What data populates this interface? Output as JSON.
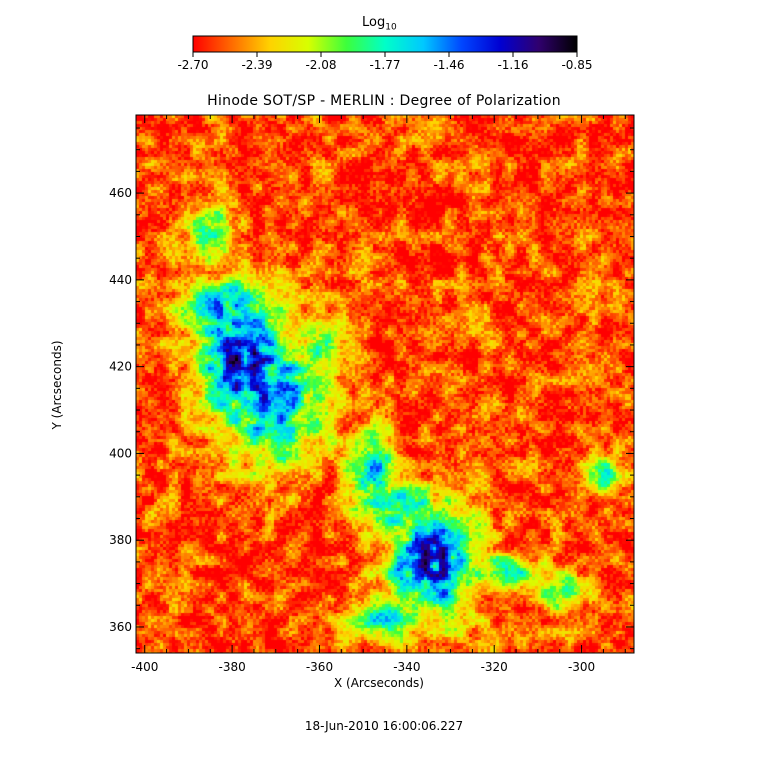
{
  "chart_data": {
    "type": "heatmap",
    "title": "Hinode SOT/SP - MERLIN : Degree of Polarization",
    "xlabel": "X (Arcseconds)",
    "ylabel": "Y (Arcseconds)",
    "xlim": [
      -402,
      -288
    ],
    "ylim": [
      354,
      478
    ],
    "x_ticks": [
      -400,
      -380,
      -360,
      -340,
      -320,
      -300
    ],
    "y_ticks": [
      360,
      380,
      400,
      420,
      440,
      460
    ],
    "colorbar": {
      "label_base": "Log",
      "label_sub": "10",
      "ticks": [
        "-2.70",
        "-2.39",
        "-2.08",
        "-1.77",
        "-1.46",
        "-1.16",
        "-0.85"
      ],
      "range": [
        -2.7,
        -0.85
      ],
      "colormap": [
        "#ff0000",
        "#ff6a00",
        "#ffd200",
        "#d7ff00",
        "#3cff3c",
        "#00ffc8",
        "#00c8ff",
        "#0046ff",
        "#0000d2",
        "#30006e",
        "#000000"
      ]
    },
    "background_level": -2.62,
    "regions": [
      {
        "cx": -377,
        "cy": 420,
        "sx": 7,
        "sy": 9,
        "peak": -0.95
      },
      {
        "cx": -371,
        "cy": 412,
        "sx": 9,
        "sy": 10,
        "peak": -1.35
      },
      {
        "cx": -380,
        "cy": 432,
        "sx": 8,
        "sy": 6,
        "peak": -1.45
      },
      {
        "cx": -385,
        "cy": 450,
        "sx": 4,
        "sy": 5,
        "peak": -1.75
      },
      {
        "cx": -348,
        "cy": 395,
        "sx": 4,
        "sy": 8,
        "peak": -1.55
      },
      {
        "cx": -334,
        "cy": 375,
        "sx": 7,
        "sy": 9,
        "peak": -1.05
      },
      {
        "cx": -342,
        "cy": 388,
        "sx": 6,
        "sy": 4,
        "peak": -1.5
      },
      {
        "cx": -318,
        "cy": 372,
        "sx": 7,
        "sy": 3,
        "peak": -1.65
      },
      {
        "cx": -345,
        "cy": 362,
        "sx": 6,
        "sy": 4,
        "peak": -1.7
      },
      {
        "cx": -305,
        "cy": 368,
        "sx": 4,
        "sy": 3,
        "peak": -1.7
      },
      {
        "cx": -295,
        "cy": 395,
        "sx": 3,
        "sy": 3,
        "peak": -1.8
      },
      {
        "cx": -362,
        "cy": 425,
        "sx": 5,
        "sy": 4,
        "peak": -1.85
      }
    ]
  },
  "footer": {
    "timestamp": "18-Jun-2010 16:00:06.227"
  }
}
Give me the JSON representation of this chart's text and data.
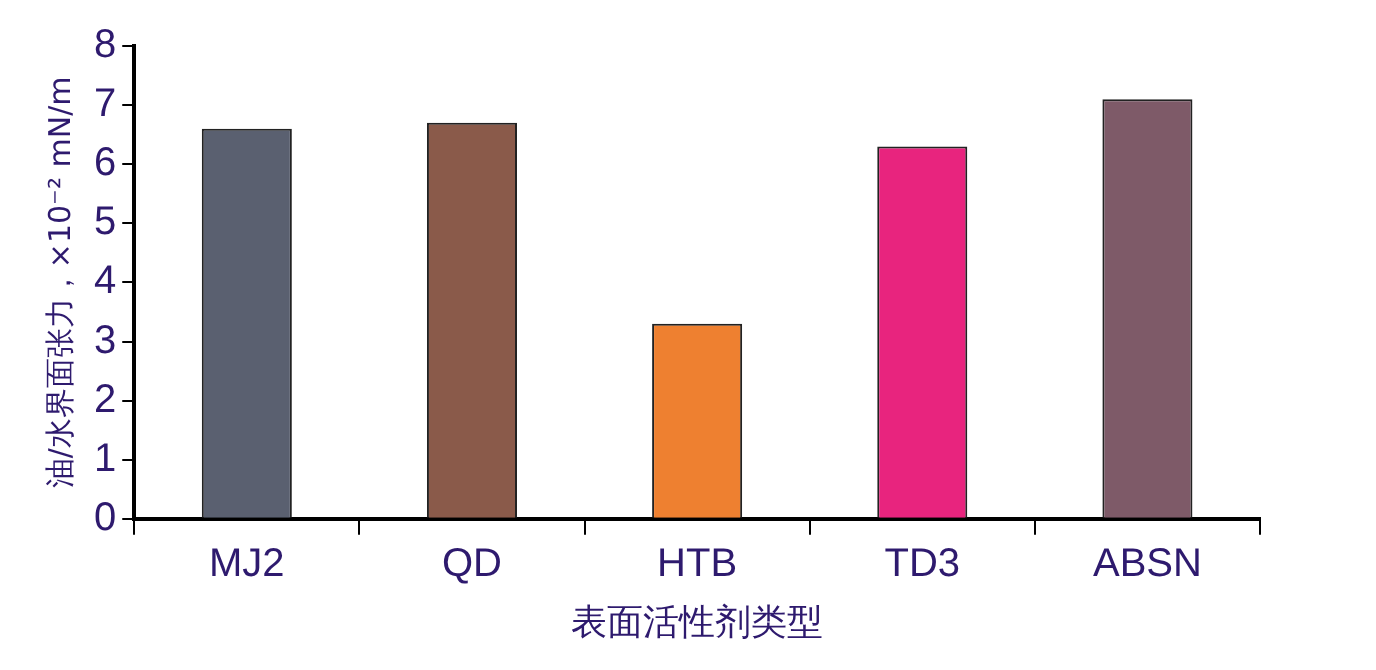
{
  "chart_data": {
    "type": "bar",
    "xlabel": "表面活性剂类型",
    "ylabel": "油/水界面张力，×10⁻² mN/m",
    "categories": [
      "MJ2",
      "QD",
      "HTB",
      "TD3",
      "ABSN"
    ],
    "values": [
      6.6,
      6.7,
      3.3,
      6.3,
      7.1
    ],
    "colors": [
      "#5a6070",
      "#8a5a4a",
      "#ee8030",
      "#e8247e",
      "#7e5a68"
    ],
    "ylim": [
      0,
      8
    ],
    "yticks": [
      0,
      1,
      2,
      3,
      4,
      5,
      6,
      7,
      8
    ],
    "grid": false,
    "legend": false
  }
}
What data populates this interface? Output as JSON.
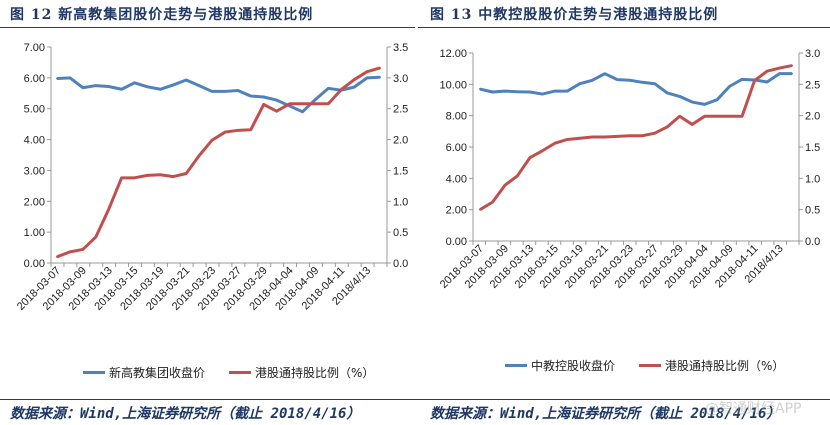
{
  "figures": [
    {
      "title": "图 12 新高教集团股价走势与港股通持股比例",
      "legend": [
        "新高教集团收盘价",
        "港股通持股比例（%）"
      ],
      "footer": "数据来源：Wind,上海证券研究所（截止 2018/4/16）"
    },
    {
      "title": "图 13 中教控股股价走势与港股通持股比例",
      "legend": [
        "中教控股收盘价",
        "港股通持股比例（%）"
      ],
      "footer": "数据来源：Wind,上海证券研究所（截止 2018/4/16）"
    }
  ],
  "watermark": "@智通财经APP",
  "colors": {
    "price": "#4f81bd",
    "ratio": "#c0504d",
    "title": "#1f3864",
    "rule": "#c00000"
  },
  "chart_data": [
    {
      "type": "line",
      "x_tick_labels": [
        "2018-03-07",
        "2018-03-09",
        "2018-03-13",
        "2018-03-15",
        "2018-03-19",
        "2018-03-21",
        "2018-03-23",
        "2018-03-27",
        "2018-03-29",
        "2018-04-04",
        "2018-04-09",
        "2018-04-11",
        "2018/4/13"
      ],
      "y_left": {
        "ylim": [
          0,
          7
        ],
        "ticks": [
          "0.00",
          "1.00",
          "2.00",
          "3.00",
          "4.00",
          "5.00",
          "6.00",
          "7.00"
        ]
      },
      "y_right": {
        "ylim": [
          0,
          3.5
        ],
        "ticks": [
          "0.0",
          "0.5",
          "1.0",
          "1.5",
          "2.0",
          "2.5",
          "3.0",
          "3.5"
        ]
      },
      "series": [
        {
          "name": "新高教集团收盘价",
          "axis": "left",
          "values": [
            5.98,
            6.0,
            5.68,
            5.75,
            5.72,
            5.63,
            5.84,
            5.71,
            5.63,
            5.77,
            5.93,
            5.75,
            5.56,
            5.56,
            5.59,
            5.41,
            5.38,
            5.28,
            5.09,
            4.9,
            5.3,
            5.66,
            5.6,
            5.7,
            6.0,
            6.02
          ]
        },
        {
          "name": "港股通持股比例（%）",
          "axis": "right",
          "values": [
            0.1,
            0.18,
            0.22,
            0.42,
            0.87,
            1.38,
            1.38,
            1.42,
            1.43,
            1.4,
            1.45,
            1.74,
            1.99,
            2.12,
            2.15,
            2.16,
            2.57,
            2.46,
            2.58,
            2.58,
            2.58,
            2.58,
            2.81,
            2.97,
            3.1,
            3.16
          ]
        }
      ]
    },
    {
      "type": "line",
      "x_tick_labels": [
        "2018-03-07",
        "2018-03-09",
        "2018-03-13",
        "2018-03-15",
        "2018-03-19",
        "2018-03-21",
        "2018-03-23",
        "2018-03-27",
        "2018-03-29",
        "2018-04-04",
        "2018-04-09",
        "2018-04-11",
        "2018/4/13"
      ],
      "y_left": {
        "ylim": [
          0,
          12
        ],
        "ticks": [
          "0.00",
          "2.00",
          "4.00",
          "6.00",
          "8.00",
          "10.00",
          "12.00"
        ]
      },
      "y_right": {
        "ylim": [
          0,
          3
        ],
        "ticks": [
          "0.0",
          "0.5",
          "1.0",
          "1.5",
          "2.0",
          "2.5",
          "3.0"
        ]
      },
      "series": [
        {
          "name": "中教控股收盘价",
          "axis": "left",
          "values": [
            9.7,
            9.51,
            9.57,
            9.53,
            9.51,
            9.38,
            9.57,
            9.57,
            10.04,
            10.26,
            10.68,
            10.3,
            10.26,
            10.13,
            10.04,
            9.45,
            9.23,
            8.87,
            8.72,
            9.02,
            9.87,
            10.32,
            10.28,
            10.15,
            10.68,
            10.68
          ]
        },
        {
          "name": "港股通持股比例（%）",
          "axis": "right",
          "values": [
            0.5,
            0.62,
            0.89,
            1.04,
            1.33,
            1.44,
            1.56,
            1.62,
            1.64,
            1.66,
            1.66,
            1.67,
            1.68,
            1.68,
            1.72,
            1.82,
            1.99,
            1.86,
            1.99,
            1.99,
            1.99,
            1.99,
            2.56,
            2.71,
            2.76,
            2.8
          ]
        }
      ]
    }
  ]
}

Written problem: Except for the pictures, give all the material above again verbatim.

Reply:
What data populates this interface? Output as JSON.
{
  "chart_data": {
    "type": "heatmap",
    "title": "Hinode SOT/SP - MERLIN : Degree of Polarization",
    "xlabel": "X (Arcseconds)",
    "ylabel": "Y (Arcseconds)",
    "xlim": [
      -402,
      -288
    ],
    "ylim": [
      354,
      478
    ],
    "x_ticks": [
      -400,
      -380,
      -360,
      -340,
      -320,
      -300
    ],
    "y_ticks": [
      360,
      380,
      400,
      420,
      440,
      460
    ],
    "colorbar": {
      "label_base": "Log",
      "label_sub": "10",
      "ticks": [
        "-2.70",
        "-2.39",
        "-2.08",
        "-1.77",
        "-1.46",
        "-1.16",
        "-0.85"
      ],
      "range": [
        -2.7,
        -0.85
      ],
      "colormap": [
        "#ff0000",
        "#ff6a00",
        "#ffd200",
        "#d7ff00",
        "#3cff3c",
        "#00ffc8",
        "#00c8ff",
        "#0046ff",
        "#0000d2",
        "#30006e",
        "#000000"
      ]
    },
    "background_level": -2.62,
    "regions": [
      {
        "cx": -377,
        "cy": 420,
        "sx": 7,
        "sy": 9,
        "peak": -0.95
      },
      {
        "cx": -371,
        "cy": 412,
        "sx": 9,
        "sy": 10,
        "peak": -1.35
      },
      {
        "cx": -380,
        "cy": 432,
        "sx": 8,
        "sy": 6,
        "peak": -1.45
      },
      {
        "cx": -385,
        "cy": 450,
        "sx": 4,
        "sy": 5,
        "peak": -1.75
      },
      {
        "cx": -348,
        "cy": 395,
        "sx": 4,
        "sy": 8,
        "peak": -1.55
      },
      {
        "cx": -334,
        "cy": 375,
        "sx": 7,
        "sy": 9,
        "peak": -1.05
      },
      {
        "cx": -342,
        "cy": 388,
        "sx": 6,
        "sy": 4,
        "peak": -1.5
      },
      {
        "cx": -318,
        "cy": 372,
        "sx": 7,
        "sy": 3,
        "peak": -1.65
      },
      {
        "cx": -345,
        "cy": 362,
        "sx": 6,
        "sy": 4,
        "peak": -1.7
      },
      {
        "cx": -305,
        "cy": 368,
        "sx": 4,
        "sy": 3,
        "peak": -1.7
      },
      {
        "cx": -295,
        "cy": 395,
        "sx": 3,
        "sy": 3,
        "peak": -1.8
      },
      {
        "cx": -362,
        "cy": 425,
        "sx": 5,
        "sy": 4,
        "peak": -1.85
      }
    ]
  },
  "footer": {
    "timestamp": "18-Jun-2010 16:00:06.227"
  }
}
Give me the JSON representation of this chart's text and data.
{
  "chart_data": {
    "type": "bar",
    "xlabel": "表面活性剂类型",
    "ylabel": "油/水界面张力，×10⁻² mN/m",
    "categories": [
      "MJ2",
      "QD",
      "HTB",
      "TD3",
      "ABSN"
    ],
    "values": [
      6.6,
      6.7,
      3.3,
      6.3,
      7.1
    ],
    "colors": [
      "#5a6070",
      "#8a5a4a",
      "#ee8030",
      "#e8247e",
      "#7e5a68"
    ],
    "ylim": [
      0,
      8
    ],
    "yticks": [
      0,
      1,
      2,
      3,
      4,
      5,
      6,
      7,
      8
    ],
    "grid": false,
    "legend": false
  }
}
What data populates this interface? Output as JSON.
{
  "figures": [
    {
      "title": "图 12 新高教集团股价走势与港股通持股比例",
      "legend": [
        "新高教集团收盘价",
        "港股通持股比例（%）"
      ],
      "footer": "数据来源：Wind,上海证券研究所（截止 2018/4/16）"
    },
    {
      "title": "图 13 中教控股股价走势与港股通持股比例",
      "legend": [
        "中教控股收盘价",
        "港股通持股比例（%）"
      ],
      "footer": "数据来源：Wind,上海证券研究所（截止 2018/4/16）"
    }
  ],
  "watermark": "@智通财经APP",
  "colors": {
    "price": "#4f81bd",
    "ratio": "#c0504d",
    "title": "#1f3864",
    "rule": "#c00000"
  },
  "chart_data": [
    {
      "type": "line",
      "x_tick_labels": [
        "2018-03-07",
        "2018-03-09",
        "2018-03-13",
        "2018-03-15",
        "2018-03-19",
        "2018-03-21",
        "2018-03-23",
        "2018-03-27",
        "2018-03-29",
        "2018-04-04",
        "2018-04-09",
        "2018-04-11",
        "2018/4/13"
      ],
      "y_left": {
        "ylim": [
          0,
          7
        ],
        "ticks": [
          "0.00",
          "1.00",
          "2.00",
          "3.00",
          "4.00",
          "5.00",
          "6.00",
          "7.00"
        ]
      },
      "y_right": {
        "ylim": [
          0,
          3.5
        ],
        "ticks": [
          "0.0",
          "0.5",
          "1.0",
          "1.5",
          "2.0",
          "2.5",
          "3.0",
          "3.5"
        ]
      },
      "series": [
        {
          "name": "新高教集团收盘价",
          "axis": "left",
          "values": [
            5.98,
            6.0,
            5.68,
            5.75,
            5.72,
            5.63,
            5.84,
            5.71,
            5.63,
            5.77,
            5.93,
            5.75,
            5.56,
            5.56,
            5.59,
            5.41,
            5.38,
            5.28,
            5.09,
            4.9,
            5.3,
            5.66,
            5.6,
            5.7,
            6.0,
            6.02
          ]
        },
        {
          "name": "港股通持股比例（%）",
          "axis": "right",
          "values": [
            0.1,
            0.18,
            0.22,
            0.42,
            0.87,
            1.38,
            1.38,
            1.42,
            1.43,
            1.4,
            1.45,
            1.74,
            1.99,
            2.12,
            2.15,
            2.16,
            2.57,
            2.46,
            2.58,
            2.58,
            2.58,
            2.58,
            2.81,
            2.97,
            3.1,
            3.16
          ]
        }
      ]
    },
    {
      "type": "line",
      "x_tick_labels": [
        "2018-03-07",
        "2018-03-09",
        "2018-03-13",
        "2018-03-15",
        "2018-03-19",
        "2018-03-21",
        "2018-03-23",
        "2018-03-27",
        "2018-03-29",
        "2018-04-04",
        "2018-04-09",
        "2018-04-11",
        "2018/4/13"
      ],
      "y_left": {
        "ylim": [
          0,
          12
        ],
        "ticks": [
          "0.00",
          "2.00",
          "4.00",
          "6.00",
          "8.00",
          "10.00",
          "12.00"
        ]
      },
      "y_right": {
        "ylim": [
          0,
          3
        ],
        "ticks": [
          "0.0",
          "0.5",
          "1.0",
          "1.5",
          "2.0",
          "2.5",
          "3.0"
        ]
      },
      "series": [
        {
          "name": "中教控股收盘价",
          "axis": "left",
          "values": [
            9.7,
            9.51,
            9.57,
            9.53,
            9.51,
            9.38,
            9.57,
            9.57,
            10.04,
            10.26,
            10.68,
            10.3,
            10.26,
            10.13,
            10.04,
            9.45,
            9.23,
            8.87,
            8.72,
            9.02,
            9.87,
            10.32,
            10.28,
            10.15,
            10.68,
            10.68
          ]
        },
        {
          "name": "港股通持股比例（%）",
          "axis": "right",
          "values": [
            0.5,
            0.62,
            0.89,
            1.04,
            1.33,
            1.44,
            1.56,
            1.62,
            1.64,
            1.66,
            1.66,
            1.67,
            1.68,
            1.68,
            1.72,
            1.82,
            1.99,
            1.86,
            1.99,
            1.99,
            1.99,
            1.99,
            2.56,
            2.71,
            2.76,
            2.8
          ]
        }
      ]
    }
  ]
}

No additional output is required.